*** Task inputs ***

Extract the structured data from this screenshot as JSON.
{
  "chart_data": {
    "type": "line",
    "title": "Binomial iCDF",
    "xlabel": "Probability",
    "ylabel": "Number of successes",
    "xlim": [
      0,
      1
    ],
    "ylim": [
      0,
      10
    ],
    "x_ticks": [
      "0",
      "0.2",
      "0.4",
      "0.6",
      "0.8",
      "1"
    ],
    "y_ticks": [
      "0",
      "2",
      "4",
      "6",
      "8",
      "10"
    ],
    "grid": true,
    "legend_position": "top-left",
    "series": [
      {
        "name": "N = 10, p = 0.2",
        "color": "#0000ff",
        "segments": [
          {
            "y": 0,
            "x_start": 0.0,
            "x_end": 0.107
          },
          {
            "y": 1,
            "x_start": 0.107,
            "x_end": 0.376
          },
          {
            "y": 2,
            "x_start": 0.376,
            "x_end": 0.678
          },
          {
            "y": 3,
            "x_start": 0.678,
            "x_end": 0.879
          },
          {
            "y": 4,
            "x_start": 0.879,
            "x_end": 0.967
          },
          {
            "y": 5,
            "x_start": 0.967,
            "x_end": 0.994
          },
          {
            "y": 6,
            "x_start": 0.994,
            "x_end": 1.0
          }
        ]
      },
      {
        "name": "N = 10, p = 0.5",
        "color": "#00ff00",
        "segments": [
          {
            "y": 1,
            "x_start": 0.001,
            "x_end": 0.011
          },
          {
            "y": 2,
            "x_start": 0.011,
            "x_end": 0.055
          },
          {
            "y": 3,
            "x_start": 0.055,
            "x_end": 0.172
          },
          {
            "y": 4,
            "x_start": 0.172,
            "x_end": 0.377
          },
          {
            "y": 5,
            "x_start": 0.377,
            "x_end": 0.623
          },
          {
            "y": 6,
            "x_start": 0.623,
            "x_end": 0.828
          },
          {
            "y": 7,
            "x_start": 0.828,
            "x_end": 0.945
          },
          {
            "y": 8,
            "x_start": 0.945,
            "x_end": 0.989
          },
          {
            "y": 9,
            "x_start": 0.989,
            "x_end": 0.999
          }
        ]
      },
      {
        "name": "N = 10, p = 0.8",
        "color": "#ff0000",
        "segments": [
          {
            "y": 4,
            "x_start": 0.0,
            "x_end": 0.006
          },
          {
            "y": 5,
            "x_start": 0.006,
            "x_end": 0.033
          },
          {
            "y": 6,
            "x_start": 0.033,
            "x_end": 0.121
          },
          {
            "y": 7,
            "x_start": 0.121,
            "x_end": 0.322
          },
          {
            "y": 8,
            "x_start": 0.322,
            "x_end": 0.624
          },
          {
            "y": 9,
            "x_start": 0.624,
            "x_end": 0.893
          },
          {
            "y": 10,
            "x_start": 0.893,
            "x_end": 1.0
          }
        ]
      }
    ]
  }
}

***

Look through the entries above and report the number of lines that contain "color". Write only the number.

> [Worked solution]:
3